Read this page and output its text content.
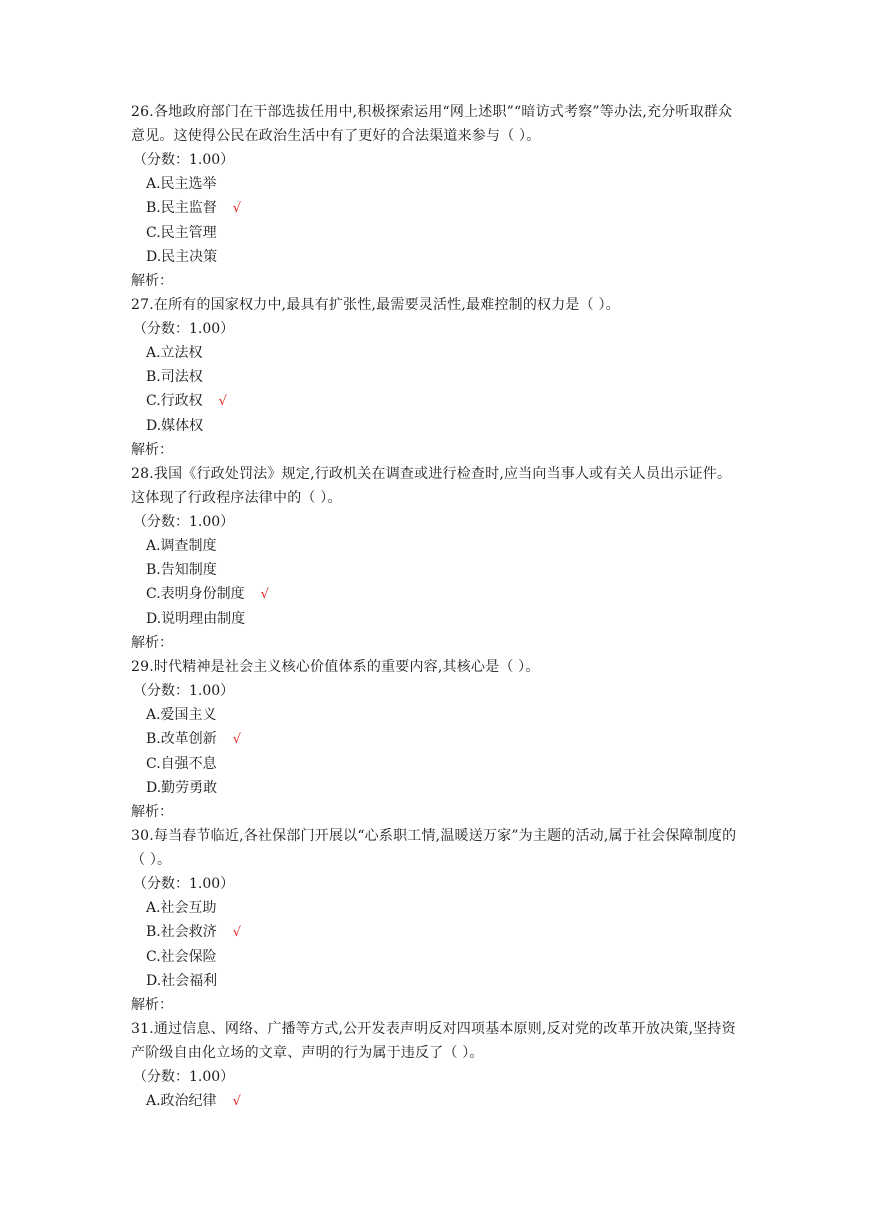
26.各地政府部门在干部选拔任用中,积极探索运用“网上述职”“暗访式考察”等办法,充分听取群众意见。这使得公民在政治生活中有了更好的合法渠道来参与（ ）。

（分数：1.00）

A.民主选举
B.民主监督 √
C.民主管理
D.民主决策

解析：

27.在所有的国家权力中,最具有扩张性,最需要灵活性,最难控制的权力是（ ）。

（分数：1.00）

A.立法权
B.司法权
C.行政权 √
D.媒体权

解析：

28.我国《行政处罚法》规定,行政机关在调查或进行检查时,应当向当事人或有关人员出示证件。这体现了行政程序法律中的（ ）。

（分数：1.00）

A.调查制度
B.告知制度
C.表明身份制度 √
D.说明理由制度

解析：

29.时代精神是社会主义核心价值体系的重要内容,其核心是（ ）。

（分数：1.00）

A.爱国主义
B.改革创新 √
C.自强不息
D.勤劳勇敢

解析：

30.每当春节临近,各社保部门开展以“心系职工情,温暖送万家”为主题的活动,属于社会保障制度的（ ）。

（分数：1.00）

A.社会互助
B.社会救济 √
C.社会保险
D.社会福利

解析：

31.通过信息、网络、广播等方式,公开发表声明反对四项基本原则,反对党的改革开放决策,坚持资产阶级自由化立场的文章、声明的行为属于违反了（ ）。

（分数：1.00）

A.政治纪律 √
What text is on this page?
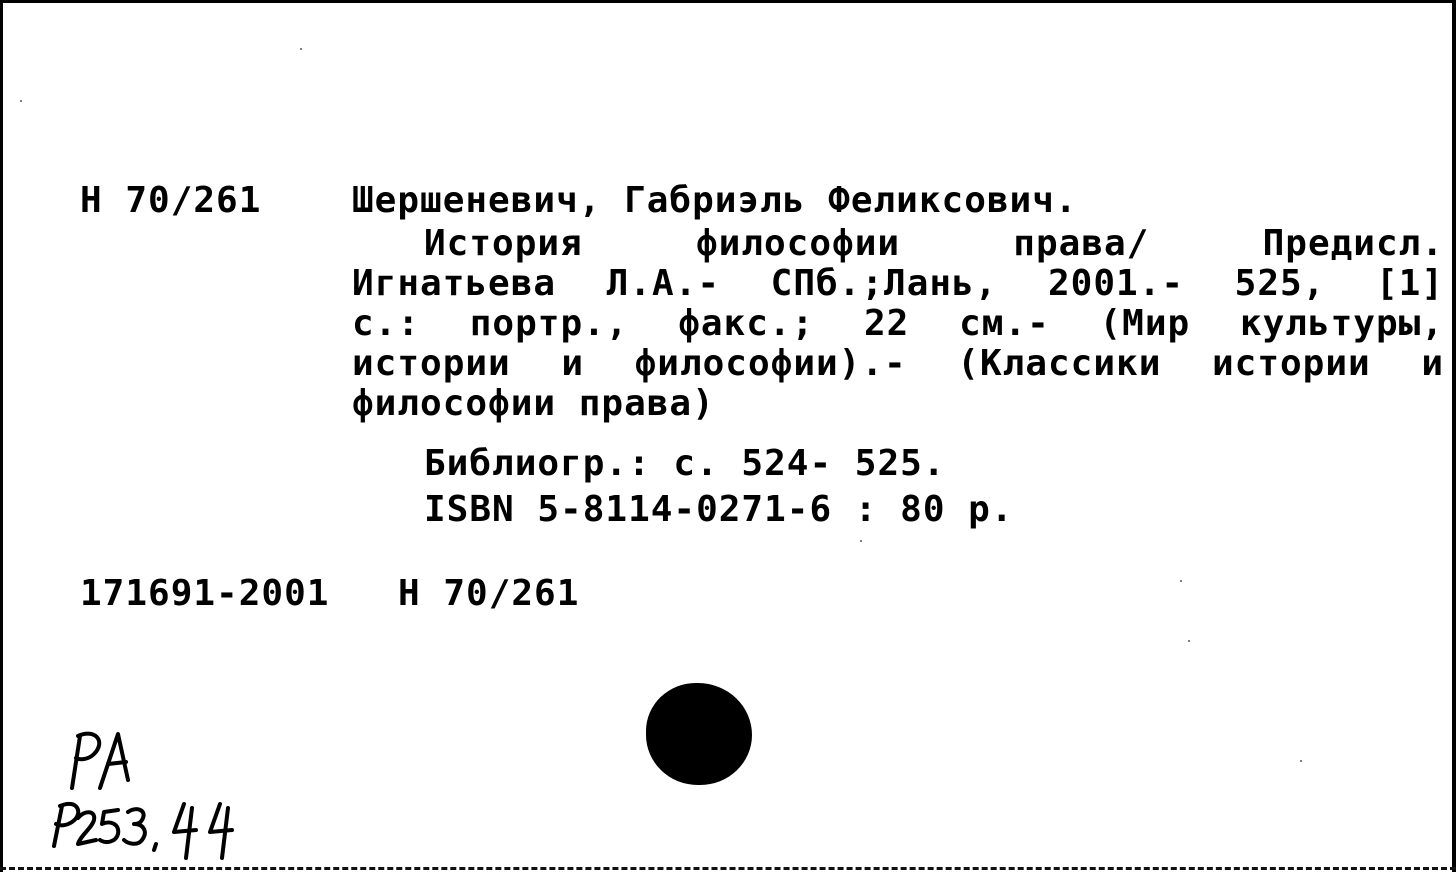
Н 70/261	Шершеневич, Габриэль Феликсович.
История философии права/ Предисл.
Игнатьева Л.А.- СПб.;Лань, 2001.- 525, [1]
с.: портр., факс.; 22 см.- (Мир культуры,
истории и философии).- (Классики истории и
философии права)
Библиогр.: с. 524- 525.
ISBN 5-8114-0271-6 : 80 р.
171691-2001 Н 70/261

Exercise requirements: Give only the number of lines in the entries that contain "page".

Exercise answer: 2